Instruction A:
Answer these from the piece on skateboard shapes below:
(i) How many bearings does a skateboard have?
(ii) Who started perfecting the kickflip?
(iii) What two changes to the board did the kickflip make necessary?
Instruction B: Retype the part of the piece on skateboard shapes starting with "For an outsider" and going on through "on a skateboard.".

Page excerpt:

⟨

Evolution of skateboard shapes
© Joe Hammeke / Red Bull Content Pool
As board shapes have evolved over time, when we look back at these shapes, we develop a historical snapshot to different eras.
For an outsider looking in, all skateboards are created equal. They have four wheels, two trucks, 8 bearings, a deck, griptape and some screws to make it all work. But for those of us who’ve stumbled upon this great passion, we know each skate deck is an intimate reflection of the skateboarder who rides it.
Even more unique than the skater is the board itself as a reflection of an era. For when we look at the evolution of skateboard shapes, we uncover the very epochs of skateboarding’s history, as each new generation ushered in a new shape to fit with the growing trends, needs and desires of the times. But why did skateboard shapes change in the first place? In a profound way, each shape evolved from a direct need to continue to push the envelope of what was possible on a skateboard.
Skateboarding today, when compared to its conception is almost unrecognizable. Truly, as much as the boards themselves have changed, it endures as a direct mirroring of how much skateboarding itself has changed. From the earliest days of dogtown handstands and rail-infused-fish boards, to popsicle shapes and banana boards growing back in popularity and size like their forefathers, we see how shaped boards in recent years are actually making a comeback and the profound reasoning behind this phenomena. Most importantly, the evolution of skateboard shapes tell the history of skateboarding from a perspective that for too long has seldom been explored. That is, until now.
Why Have Skateboard Shapes Changed Over Time?
Why does anything change? Most people would say evolution or adapting to change is based on survival. However, when you talk about an action sport or a performance art like skateboarding, survival is too simple an answer. Skateboarding does not adapt to change, we actively create it. Each new board shape was created to handle the maneuverable needs of skaters who demanded more of their boards and themselves. When Rodney Mullen started perfecting the kickflip, it was evident a sharper tail and larger nose was needed to pop higher and sustain flight. And as skateboarders kept learning new tricks and progressing the sport, progress and adaptability became woven into the very fabric of skateboarding. Subsequently, there is no greater scope for examining the epochs of skateboarding’s evolution, than the evolution of skateboard shapes.

⟩

(Box coordinate listings)
⟨

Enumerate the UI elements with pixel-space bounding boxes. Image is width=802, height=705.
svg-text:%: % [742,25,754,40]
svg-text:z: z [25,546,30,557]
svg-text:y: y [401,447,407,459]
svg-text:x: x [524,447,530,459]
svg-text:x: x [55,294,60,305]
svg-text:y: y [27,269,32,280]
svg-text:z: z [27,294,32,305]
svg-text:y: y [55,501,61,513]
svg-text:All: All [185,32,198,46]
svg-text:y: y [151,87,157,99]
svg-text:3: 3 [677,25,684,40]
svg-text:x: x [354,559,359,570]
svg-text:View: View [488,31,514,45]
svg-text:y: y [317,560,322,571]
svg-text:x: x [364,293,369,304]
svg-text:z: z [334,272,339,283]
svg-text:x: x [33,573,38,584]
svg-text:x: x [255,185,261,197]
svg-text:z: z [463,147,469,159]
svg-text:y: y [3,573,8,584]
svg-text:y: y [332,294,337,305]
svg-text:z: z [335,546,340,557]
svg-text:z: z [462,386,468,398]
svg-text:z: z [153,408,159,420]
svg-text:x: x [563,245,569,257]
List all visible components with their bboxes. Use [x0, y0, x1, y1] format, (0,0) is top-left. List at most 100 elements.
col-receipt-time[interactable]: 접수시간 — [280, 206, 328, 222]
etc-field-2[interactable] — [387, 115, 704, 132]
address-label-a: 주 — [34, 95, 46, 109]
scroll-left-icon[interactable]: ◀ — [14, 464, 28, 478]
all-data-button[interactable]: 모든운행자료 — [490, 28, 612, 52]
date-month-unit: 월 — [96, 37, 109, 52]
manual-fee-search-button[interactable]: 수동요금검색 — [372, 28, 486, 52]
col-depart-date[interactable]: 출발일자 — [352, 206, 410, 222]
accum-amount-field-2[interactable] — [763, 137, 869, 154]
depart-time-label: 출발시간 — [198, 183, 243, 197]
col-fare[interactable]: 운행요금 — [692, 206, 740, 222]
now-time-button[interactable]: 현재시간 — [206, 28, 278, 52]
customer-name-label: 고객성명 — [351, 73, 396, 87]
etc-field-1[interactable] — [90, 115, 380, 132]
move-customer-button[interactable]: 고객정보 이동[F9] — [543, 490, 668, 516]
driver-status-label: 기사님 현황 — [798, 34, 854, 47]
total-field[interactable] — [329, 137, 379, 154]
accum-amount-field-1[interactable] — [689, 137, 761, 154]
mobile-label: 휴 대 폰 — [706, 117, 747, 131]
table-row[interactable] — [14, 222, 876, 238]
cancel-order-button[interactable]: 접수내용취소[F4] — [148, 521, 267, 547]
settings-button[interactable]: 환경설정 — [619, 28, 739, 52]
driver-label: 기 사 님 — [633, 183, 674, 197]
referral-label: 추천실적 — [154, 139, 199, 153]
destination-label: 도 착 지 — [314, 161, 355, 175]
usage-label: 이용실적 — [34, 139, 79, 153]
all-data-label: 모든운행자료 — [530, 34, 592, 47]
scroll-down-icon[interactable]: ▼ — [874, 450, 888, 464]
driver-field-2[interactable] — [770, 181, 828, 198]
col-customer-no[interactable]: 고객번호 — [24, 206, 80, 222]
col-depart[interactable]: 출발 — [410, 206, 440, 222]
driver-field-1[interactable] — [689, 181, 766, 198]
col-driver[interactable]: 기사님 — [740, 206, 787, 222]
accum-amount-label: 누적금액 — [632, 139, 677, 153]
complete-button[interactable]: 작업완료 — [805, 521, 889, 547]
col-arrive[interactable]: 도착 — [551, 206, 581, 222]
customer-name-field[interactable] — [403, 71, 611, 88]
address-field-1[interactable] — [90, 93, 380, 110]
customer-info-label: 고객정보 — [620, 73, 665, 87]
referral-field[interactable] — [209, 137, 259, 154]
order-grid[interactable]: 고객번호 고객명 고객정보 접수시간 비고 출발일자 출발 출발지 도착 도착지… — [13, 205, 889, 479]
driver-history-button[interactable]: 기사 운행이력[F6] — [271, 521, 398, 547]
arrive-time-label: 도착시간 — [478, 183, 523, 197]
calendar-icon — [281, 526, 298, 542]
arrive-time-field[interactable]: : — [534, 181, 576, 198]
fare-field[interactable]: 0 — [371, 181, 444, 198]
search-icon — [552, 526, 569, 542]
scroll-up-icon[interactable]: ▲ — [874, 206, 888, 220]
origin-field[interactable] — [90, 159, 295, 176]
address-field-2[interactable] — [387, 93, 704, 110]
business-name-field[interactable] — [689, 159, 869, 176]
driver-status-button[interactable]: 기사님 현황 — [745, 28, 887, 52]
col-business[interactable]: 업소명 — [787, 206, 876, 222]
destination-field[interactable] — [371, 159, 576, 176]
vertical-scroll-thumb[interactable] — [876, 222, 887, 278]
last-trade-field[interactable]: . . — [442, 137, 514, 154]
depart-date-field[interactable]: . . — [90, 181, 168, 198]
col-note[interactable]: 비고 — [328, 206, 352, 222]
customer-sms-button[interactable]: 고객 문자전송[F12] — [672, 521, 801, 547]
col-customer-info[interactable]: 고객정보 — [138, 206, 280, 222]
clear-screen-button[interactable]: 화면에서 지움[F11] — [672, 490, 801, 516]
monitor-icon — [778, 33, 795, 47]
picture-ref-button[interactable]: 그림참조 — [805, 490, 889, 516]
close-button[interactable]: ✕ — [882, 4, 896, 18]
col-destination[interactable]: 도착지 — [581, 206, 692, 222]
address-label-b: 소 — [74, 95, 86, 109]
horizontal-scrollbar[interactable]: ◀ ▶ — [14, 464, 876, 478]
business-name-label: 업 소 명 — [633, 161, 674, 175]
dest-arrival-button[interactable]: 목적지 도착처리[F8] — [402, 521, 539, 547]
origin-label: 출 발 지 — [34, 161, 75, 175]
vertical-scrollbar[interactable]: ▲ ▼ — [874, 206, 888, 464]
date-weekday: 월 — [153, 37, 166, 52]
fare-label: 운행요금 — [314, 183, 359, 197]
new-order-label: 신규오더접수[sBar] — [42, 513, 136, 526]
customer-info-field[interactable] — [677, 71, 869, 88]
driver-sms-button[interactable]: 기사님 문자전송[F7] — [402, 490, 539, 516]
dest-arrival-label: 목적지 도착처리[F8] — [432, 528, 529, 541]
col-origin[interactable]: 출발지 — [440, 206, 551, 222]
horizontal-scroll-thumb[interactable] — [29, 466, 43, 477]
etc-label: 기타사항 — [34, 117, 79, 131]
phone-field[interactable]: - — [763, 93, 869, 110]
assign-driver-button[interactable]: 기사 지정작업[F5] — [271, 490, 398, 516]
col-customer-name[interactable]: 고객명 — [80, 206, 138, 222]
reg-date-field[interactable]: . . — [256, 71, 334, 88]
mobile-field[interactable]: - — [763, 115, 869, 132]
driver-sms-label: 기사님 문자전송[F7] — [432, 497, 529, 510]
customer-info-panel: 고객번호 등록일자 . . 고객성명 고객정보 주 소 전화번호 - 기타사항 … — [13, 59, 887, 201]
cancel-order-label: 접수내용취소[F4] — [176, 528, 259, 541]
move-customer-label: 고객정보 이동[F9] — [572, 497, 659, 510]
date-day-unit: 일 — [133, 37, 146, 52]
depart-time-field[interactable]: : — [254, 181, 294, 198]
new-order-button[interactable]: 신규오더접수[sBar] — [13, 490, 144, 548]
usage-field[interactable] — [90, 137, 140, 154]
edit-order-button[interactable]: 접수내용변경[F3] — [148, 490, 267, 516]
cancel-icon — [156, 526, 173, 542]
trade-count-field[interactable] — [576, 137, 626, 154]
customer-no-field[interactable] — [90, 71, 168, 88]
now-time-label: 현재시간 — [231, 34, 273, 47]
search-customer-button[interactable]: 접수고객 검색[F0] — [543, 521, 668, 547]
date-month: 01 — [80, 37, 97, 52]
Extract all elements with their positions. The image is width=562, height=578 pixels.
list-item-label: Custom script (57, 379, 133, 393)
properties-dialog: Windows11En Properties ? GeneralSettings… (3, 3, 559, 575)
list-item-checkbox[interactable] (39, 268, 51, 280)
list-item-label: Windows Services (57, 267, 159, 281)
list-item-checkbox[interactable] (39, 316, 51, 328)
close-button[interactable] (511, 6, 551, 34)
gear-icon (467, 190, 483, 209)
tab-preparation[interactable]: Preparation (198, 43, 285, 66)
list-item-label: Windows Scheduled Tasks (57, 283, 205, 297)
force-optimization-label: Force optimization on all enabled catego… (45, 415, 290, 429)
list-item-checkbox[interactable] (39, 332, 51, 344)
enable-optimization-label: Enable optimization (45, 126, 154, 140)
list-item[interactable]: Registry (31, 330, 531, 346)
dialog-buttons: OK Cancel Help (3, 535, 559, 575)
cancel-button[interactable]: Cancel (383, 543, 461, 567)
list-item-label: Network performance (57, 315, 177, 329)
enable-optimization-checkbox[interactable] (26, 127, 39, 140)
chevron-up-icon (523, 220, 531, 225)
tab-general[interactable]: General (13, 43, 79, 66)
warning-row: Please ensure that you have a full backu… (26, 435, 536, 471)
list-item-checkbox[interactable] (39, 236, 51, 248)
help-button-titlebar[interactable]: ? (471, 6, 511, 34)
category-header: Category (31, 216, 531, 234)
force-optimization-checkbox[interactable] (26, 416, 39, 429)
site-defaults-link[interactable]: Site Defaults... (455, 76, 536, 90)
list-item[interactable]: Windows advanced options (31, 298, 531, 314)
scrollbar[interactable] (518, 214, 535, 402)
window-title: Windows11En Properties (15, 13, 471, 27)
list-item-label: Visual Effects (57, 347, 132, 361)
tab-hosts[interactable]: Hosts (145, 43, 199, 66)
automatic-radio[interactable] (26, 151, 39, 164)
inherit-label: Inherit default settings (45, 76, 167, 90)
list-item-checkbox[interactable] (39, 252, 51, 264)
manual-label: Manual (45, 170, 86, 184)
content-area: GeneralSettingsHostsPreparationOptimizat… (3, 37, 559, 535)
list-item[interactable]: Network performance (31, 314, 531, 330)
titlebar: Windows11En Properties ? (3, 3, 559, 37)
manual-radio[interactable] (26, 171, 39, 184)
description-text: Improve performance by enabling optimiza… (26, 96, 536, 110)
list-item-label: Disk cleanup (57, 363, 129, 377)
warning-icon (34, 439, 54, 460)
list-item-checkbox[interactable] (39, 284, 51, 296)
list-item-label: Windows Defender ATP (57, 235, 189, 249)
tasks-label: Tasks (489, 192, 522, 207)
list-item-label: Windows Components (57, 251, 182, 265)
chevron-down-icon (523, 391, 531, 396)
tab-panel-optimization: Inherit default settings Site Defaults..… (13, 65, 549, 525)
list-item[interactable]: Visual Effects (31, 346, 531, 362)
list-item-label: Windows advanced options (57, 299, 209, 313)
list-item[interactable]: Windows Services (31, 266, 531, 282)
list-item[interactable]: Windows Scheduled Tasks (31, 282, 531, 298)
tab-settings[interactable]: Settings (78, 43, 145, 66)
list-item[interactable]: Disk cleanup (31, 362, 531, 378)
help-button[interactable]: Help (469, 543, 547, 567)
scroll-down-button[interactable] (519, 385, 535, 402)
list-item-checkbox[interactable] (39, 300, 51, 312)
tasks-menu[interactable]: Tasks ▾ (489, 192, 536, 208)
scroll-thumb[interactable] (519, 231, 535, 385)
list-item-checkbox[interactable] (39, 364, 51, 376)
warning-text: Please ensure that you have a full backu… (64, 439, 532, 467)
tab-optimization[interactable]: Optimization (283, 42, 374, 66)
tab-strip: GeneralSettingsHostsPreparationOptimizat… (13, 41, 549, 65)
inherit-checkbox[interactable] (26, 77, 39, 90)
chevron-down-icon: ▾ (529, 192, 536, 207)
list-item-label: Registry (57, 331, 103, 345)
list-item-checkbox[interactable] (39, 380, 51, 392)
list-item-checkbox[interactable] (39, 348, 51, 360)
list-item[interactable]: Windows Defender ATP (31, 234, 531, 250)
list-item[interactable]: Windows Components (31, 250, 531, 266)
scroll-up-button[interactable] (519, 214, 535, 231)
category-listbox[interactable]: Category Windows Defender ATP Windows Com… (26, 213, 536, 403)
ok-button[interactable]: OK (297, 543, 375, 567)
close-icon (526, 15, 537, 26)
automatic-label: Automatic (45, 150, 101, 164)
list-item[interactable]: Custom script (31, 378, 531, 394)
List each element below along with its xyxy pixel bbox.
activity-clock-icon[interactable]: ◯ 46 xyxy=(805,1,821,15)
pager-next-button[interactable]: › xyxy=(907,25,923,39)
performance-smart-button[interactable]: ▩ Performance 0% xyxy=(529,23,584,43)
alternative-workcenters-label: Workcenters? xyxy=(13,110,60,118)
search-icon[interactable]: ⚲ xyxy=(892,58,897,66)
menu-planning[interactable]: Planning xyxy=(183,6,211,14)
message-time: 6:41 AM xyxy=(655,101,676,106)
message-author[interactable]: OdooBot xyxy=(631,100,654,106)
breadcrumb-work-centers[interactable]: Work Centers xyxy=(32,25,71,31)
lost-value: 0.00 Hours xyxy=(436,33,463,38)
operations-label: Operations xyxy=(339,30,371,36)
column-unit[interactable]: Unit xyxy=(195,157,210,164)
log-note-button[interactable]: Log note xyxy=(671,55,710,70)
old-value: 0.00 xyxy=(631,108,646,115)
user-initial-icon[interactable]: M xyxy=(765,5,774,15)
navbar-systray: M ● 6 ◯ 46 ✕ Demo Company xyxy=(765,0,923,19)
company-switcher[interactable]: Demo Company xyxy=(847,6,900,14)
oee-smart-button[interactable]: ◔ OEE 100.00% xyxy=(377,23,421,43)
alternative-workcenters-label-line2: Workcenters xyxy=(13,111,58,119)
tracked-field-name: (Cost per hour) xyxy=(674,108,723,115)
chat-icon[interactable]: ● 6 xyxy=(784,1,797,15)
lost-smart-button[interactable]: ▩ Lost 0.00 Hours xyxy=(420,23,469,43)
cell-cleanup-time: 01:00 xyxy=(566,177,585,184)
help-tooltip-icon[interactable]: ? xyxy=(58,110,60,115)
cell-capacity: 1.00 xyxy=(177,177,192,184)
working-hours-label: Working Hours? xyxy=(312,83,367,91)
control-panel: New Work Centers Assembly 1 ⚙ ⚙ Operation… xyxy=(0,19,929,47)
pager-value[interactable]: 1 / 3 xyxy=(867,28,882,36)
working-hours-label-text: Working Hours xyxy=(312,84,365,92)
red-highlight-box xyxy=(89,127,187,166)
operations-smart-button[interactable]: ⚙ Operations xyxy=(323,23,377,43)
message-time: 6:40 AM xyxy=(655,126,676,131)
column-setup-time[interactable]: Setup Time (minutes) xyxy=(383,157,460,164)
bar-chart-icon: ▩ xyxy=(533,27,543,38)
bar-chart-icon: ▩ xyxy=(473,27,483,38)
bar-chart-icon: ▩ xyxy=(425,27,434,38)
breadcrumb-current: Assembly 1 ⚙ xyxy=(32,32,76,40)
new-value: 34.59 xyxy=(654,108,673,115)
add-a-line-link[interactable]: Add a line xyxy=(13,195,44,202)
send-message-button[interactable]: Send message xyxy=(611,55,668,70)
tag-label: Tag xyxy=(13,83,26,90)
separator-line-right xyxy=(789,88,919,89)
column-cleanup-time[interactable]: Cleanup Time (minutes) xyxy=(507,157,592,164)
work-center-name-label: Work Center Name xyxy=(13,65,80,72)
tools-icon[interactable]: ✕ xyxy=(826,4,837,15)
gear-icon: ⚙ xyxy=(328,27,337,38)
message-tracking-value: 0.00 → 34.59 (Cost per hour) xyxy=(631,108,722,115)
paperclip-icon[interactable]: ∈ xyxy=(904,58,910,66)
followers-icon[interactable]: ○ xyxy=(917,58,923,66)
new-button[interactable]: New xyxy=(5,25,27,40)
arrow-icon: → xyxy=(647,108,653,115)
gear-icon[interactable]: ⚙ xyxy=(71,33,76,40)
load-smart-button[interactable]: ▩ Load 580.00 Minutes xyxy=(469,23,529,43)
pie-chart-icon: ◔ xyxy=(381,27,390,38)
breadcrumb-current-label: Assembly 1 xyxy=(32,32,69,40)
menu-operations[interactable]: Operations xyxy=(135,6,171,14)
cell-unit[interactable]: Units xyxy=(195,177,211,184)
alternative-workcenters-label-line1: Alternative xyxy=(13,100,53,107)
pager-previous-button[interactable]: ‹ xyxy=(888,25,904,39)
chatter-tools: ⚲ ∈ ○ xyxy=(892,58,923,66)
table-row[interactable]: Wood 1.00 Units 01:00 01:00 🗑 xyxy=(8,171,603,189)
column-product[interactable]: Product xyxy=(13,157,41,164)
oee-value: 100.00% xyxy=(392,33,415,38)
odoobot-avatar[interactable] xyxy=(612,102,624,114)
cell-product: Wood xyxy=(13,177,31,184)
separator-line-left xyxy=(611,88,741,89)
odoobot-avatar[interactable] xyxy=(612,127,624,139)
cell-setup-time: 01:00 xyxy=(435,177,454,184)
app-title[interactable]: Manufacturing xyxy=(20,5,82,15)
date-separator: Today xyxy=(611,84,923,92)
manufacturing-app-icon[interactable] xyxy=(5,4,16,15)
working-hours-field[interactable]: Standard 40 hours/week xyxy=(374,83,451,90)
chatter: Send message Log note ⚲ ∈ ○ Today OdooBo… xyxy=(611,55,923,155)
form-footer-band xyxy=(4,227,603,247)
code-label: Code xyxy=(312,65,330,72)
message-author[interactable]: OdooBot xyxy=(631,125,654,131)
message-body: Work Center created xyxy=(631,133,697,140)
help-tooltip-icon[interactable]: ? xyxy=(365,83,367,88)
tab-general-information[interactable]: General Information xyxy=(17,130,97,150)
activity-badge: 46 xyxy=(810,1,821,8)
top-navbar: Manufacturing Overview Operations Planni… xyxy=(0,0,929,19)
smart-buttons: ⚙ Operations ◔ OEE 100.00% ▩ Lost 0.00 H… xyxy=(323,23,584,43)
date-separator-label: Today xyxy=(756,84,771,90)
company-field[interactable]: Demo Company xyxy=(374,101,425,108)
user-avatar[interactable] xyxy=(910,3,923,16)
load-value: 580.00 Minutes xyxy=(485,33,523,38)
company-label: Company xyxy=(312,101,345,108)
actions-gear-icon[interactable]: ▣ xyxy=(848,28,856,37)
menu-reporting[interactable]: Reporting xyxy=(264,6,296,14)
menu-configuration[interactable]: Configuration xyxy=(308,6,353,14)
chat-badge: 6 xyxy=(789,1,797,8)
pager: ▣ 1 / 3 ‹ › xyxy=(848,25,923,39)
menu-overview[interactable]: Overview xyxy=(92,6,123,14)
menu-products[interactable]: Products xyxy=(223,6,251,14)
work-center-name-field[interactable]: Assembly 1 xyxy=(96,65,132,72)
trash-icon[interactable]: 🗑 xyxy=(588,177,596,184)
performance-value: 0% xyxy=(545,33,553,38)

⟩

Result A:
(i) 8
(ii) Rodney Mullen
(iii) A sharper tail and a larger nose

Result B:
For an outsider looking in, all skateboards are created equal. They have four wheels, two trucks, 8 bearings, a deck, griptape and some screws to make it all work. But for those of us who’ve stumbled upon this great passion, we know each skate deck is an intimate reflection of the skateboarder who rides it.
Even more unique than the skater is the board itself as a reflection of an era. For when we look at the evolution of skateboard shapes, we uncover the very epochs of skateboarding’s history, as each new generation ushered in a new shape to fit with the growing trends, needs and desires of the times. But why did skateboard shapes change in the first place? In a profound way, each shape evolved from a direct need to continue to push the envelope of what was possible on a skateboard.